# START OF Records for this task

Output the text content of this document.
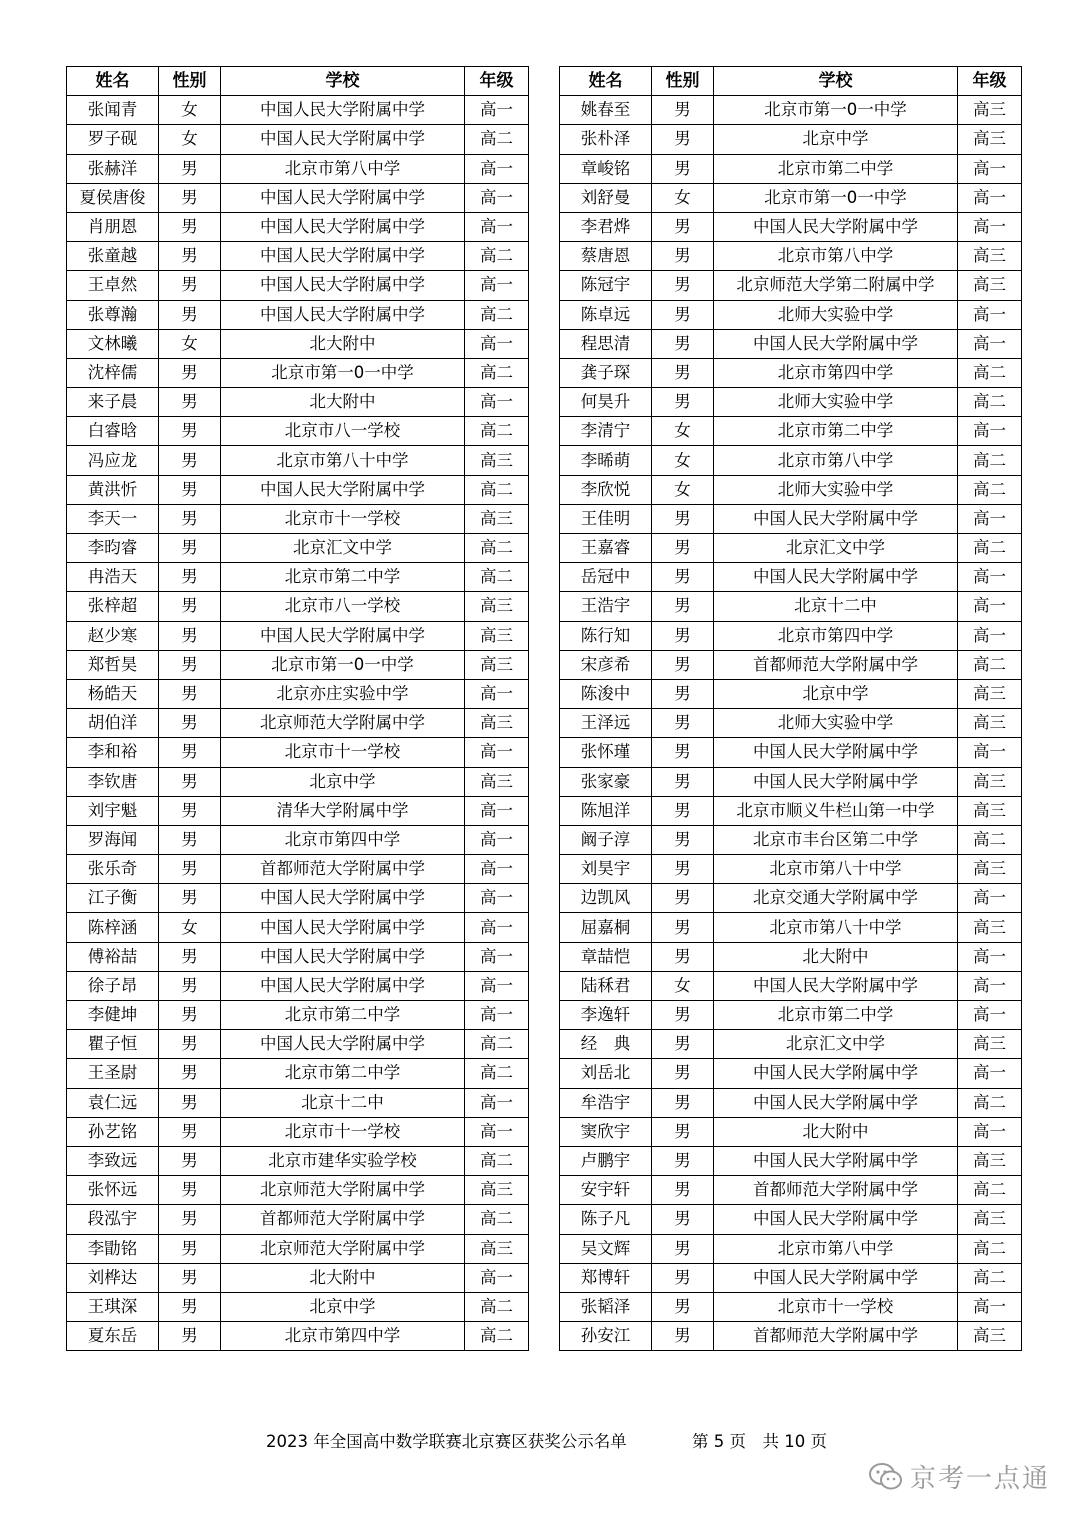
姓名	性别	学校	年级
张闻青	女	中国人民大学附属中学	高一
罗子砚	女	中国人民大学附属中学	高二
张赫洋	男	北京市第八中学	高一
夏侯唐俊	男	中国人民大学附属中学	高一
肖朋恩	男	中国人民大学附属中学	高一
张童越	男	中国人民大学附属中学	高二
王卓然	男	中国人民大学附属中学	高一
张尊瀚	男	中国人民大学附属中学	高二
文林曦	女	北大附中	高一
沈梓儒	男	北京市第一0一中学	高二
来子晨	男	北大附中	高一
白睿晗	男	北京市八一学校	高二
冯应龙	男	北京市第八十中学	高三
黄洪忻	男	中国人民大学附属中学	高二
李天一	男	北京市十一学校	高三
李昀睿	男	北京汇文中学	高二
冉浩天	男	北京市第二中学	高二
张梓超	男	北京市八一学校	高三
赵少寒	男	中国人民大学附属中学	高三
郑哲昊	男	北京市第一0一中学	高三
杨皓天	男	北京亦庄实验中学	高一
胡伯洋	男	北京师范大学附属中学	高三
李和裕	男	北京市十一学校	高一
李钦唐	男	北京中学	高三
刘宇魁	男	清华大学附属中学	高一
罗海闻	男	北京市第四中学	高一
张乐奇	男	首都师范大学附属中学	高一
江子衡	男	中国人民大学附属中学	高一
陈梓涵	女	中国人民大学附属中学	高一
傅裕喆	男	中国人民大学附属中学	高一
徐子昂	男	中国人民大学附属中学	高一
李健坤	男	北京市第二中学	高一
瞿子恒	男	中国人民大学附属中学	高二
王圣尉	男	北京市第二中学	高二
袁仁远	男	北京十二中	高一
孙艺铭	男	北京市十一学校	高一
李致远	男	北京市建华实验学校	高二
张怀远	男	北京师范大学附属中学	高三
段泓宇	男	首都师范大学附属中学	高二
李勖铭	男	北京师范大学附属中学	高三
刘桦达	男	北大附中	高一
王琪深	男	北京中学	高二
夏东岳	男	北京市第四中学	高二
姓名	性别	学校	年级
姚春至	男	北京市第一0一中学	高三
张朴泽	男	北京中学	高三
章峻铭	男	北京市第二中学	高一
刘舒曼	女	北京市第一0一中学	高一
李君烨	男	中国人民大学附属中学	高一
蔡唐恩	男	北京市第八中学	高三
陈冠宇	男	北京师范大学第二附属中学	高三
陈卓远	男	北师大实验中学	高一
程思清	男	中国人民大学附属中学	高一
龚子琛	男	北京市第四中学	高二
何昊升	男	北师大实验中学	高二
李清宁	女	北京市第二中学	高一
李晞萌	女	北京市第八中学	高二
李欣悦	女	北师大实验中学	高二
王佳明	男	中国人民大学附属中学	高一
王嘉睿	男	北京汇文中学	高二
岳冠中	男	中国人民大学附属中学	高一
王浩宇	男	北京十二中	高一
陈行知	男	北京市第四中学	高一
宋彦希	男	首都师范大学附属中学	高二
陈浚中	男	北京中学	高三
王泽远	男	北师大实验中学	高三
张怀瑾	男	中国人民大学附属中学	高一
张家豪	男	中国人民大学附属中学	高三
陈旭洋	男	北京市顺义牛栏山第一中学	高三
阚子淳	男	北京市丰台区第二中学	高二
刘昊宇	男	北京市第八十中学	高三
边凯风	男	北京交通大学附属中学	高一
屈嘉桐	男	北京市第八十中学	高三
章喆恺	男	北大附中	高一
陆秝君	女	中国人民大学附属中学	高一
李逸轩	男	北京市第二中学	高一
经　典	男	北京汇文中学	高三
刘岳北	男	中国人民大学附属中学	高一
牟浩宇	男	中国人民大学附属中学	高二
窦欣宇	男	北大附中	高一
卢鹏宇	男	中国人民大学附属中学	高三
安宇轩	男	首都师范大学附属中学	高二
陈子凡	男	中国人民大学附属中学	高三
吴文辉	男	北京市第八中学	高二
郑博轩	男	中国人民大学附属中学	高二
张韬泽	男	北京市十一学校	高一
孙安江	男	首都师范大学附属中学	高三
2023 年全国高中数学联赛北京赛区获奖公示名单	第 5 页　共 10 页
京考一点通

# END OF Records for this task

■ Exercise brief: Without the pictures, extract every entry verbatim.

■ Answer to the task:
Output the text content of this document.
姓名	性别	学校	年级
张闻青	女	中国人民大学附属中学	高一
罗子砚	女	中国人民大学附属中学	高二
张赫洋	男	北京市第八中学	高一
夏侯唐俊	男	中国人民大学附属中学	高一
肖朋恩	男	中国人民大学附属中学	高一
张童越	男	中国人民大学附属中学	高二
王卓然	男	中国人民大学附属中学	高一
张尊瀚	男	中国人民大学附属中学	高二
文林曦	女	北大附中	高一
沈梓儒	男	北京市第一0一中学	高二
来子晨	男	北大附中	高一
白睿晗	男	北京市八一学校	高二
冯应龙	男	北京市第八十中学	高三
黄洪忻	男	中国人民大学附属中学	高二
李天一	男	北京市十一学校	高三
李昀睿	男	北京汇文中学	高二
冉浩天	男	北京市第二中学	高二
张梓超	男	北京市八一学校	高三
赵少寒	男	中国人民大学附属中学	高三
郑哲昊	男	北京市第一0一中学	高三
杨皓天	男	北京亦庄实验中学	高一
胡伯洋	男	北京师范大学附属中学	高三
李和裕	男	北京市十一学校	高一
李钦唐	男	北京中学	高三
刘宇魁	男	清华大学附属中学	高一
罗海闻	男	北京市第四中学	高一
张乐奇	男	首都师范大学附属中学	高一
江子衡	男	中国人民大学附属中学	高一
陈梓涵	女	中国人民大学附属中学	高一
傅裕喆	男	中国人民大学附属中学	高一
徐子昂	男	中国人民大学附属中学	高一
李健坤	男	北京市第二中学	高一
瞿子恒	男	中国人民大学附属中学	高二
王圣尉	男	北京市第二中学	高二
袁仁远	男	北京十二中	高一
孙艺铭	男	北京市十一学校	高一
李致远	男	北京市建华实验学校	高二
张怀远	男	北京师范大学附属中学	高三
段泓宇	男	首都师范大学附属中学	高二
李勖铭	男	北京师范大学附属中学	高三
刘桦达	男	北大附中	高一
王琪深	男	北京中学	高二
夏东岳	男	北京市第四中学	高二
姓名	性别	学校	年级
姚春至	男	北京市第一0一中学	高三
张朴泽	男	北京中学	高三
章峻铭	男	北京市第二中学	高一
刘舒曼	女	北京市第一0一中学	高一
李君烨	男	中国人民大学附属中学	高一
蔡唐恩	男	北京市第八中学	高三
陈冠宇	男	北京师范大学第二附属中学	高三
陈卓远	男	北师大实验中学	高一
程思清	男	中国人民大学附属中学	高一
龚子琛	男	北京市第四中学	高二
何昊升	男	北师大实验中学	高二
李清宁	女	北京市第二中学	高一
李晞萌	女	北京市第八中学	高二
李欣悦	女	北师大实验中学	高二
王佳明	男	中国人民大学附属中学	高一
王嘉睿	男	北京汇文中学	高二
岳冠中	男	中国人民大学附属中学	高一
王浩宇	男	北京十二中	高一
陈行知	男	北京市第四中学	高一
宋彦希	男	首都师范大学附属中学	高二
陈浚中	男	北京中学	高三
王泽远	男	北师大实验中学	高三
张怀瑾	男	中国人民大学附属中学	高一
张家豪	男	中国人民大学附属中学	高三
陈旭洋	男	北京市顺义牛栏山第一中学	高三
阚子淳	男	北京市丰台区第二中学	高二
刘昊宇	男	北京市第八十中学	高三
边凯风	男	北京交通大学附属中学	高一
屈嘉桐	男	北京市第八十中学	高三
章喆恺	男	北大附中	高一
陆秝君	女	中国人民大学附属中学	高一
李逸轩	男	北京市第二中学	高一
经　典	男	北京汇文中学	高三
刘岳北	男	中国人民大学附属中学	高一
牟浩宇	男	中国人民大学附属中学	高二
窦欣宇	男	北大附中	高一
卢鹏宇	男	中国人民大学附属中学	高三
安宇轩	男	首都师范大学附属中学	高二
陈子凡	男	中国人民大学附属中学	高三
吴文辉	男	北京市第八中学	高二
郑博轩	男	中国人民大学附属中学	高二
张韬泽	男	北京市十一学校	高一
孙安江	男	首都师范大学附属中学	高三
2023 年全国高中数学联赛北京赛区获奖公示名单	第 5 页　共 10 页
京考一点通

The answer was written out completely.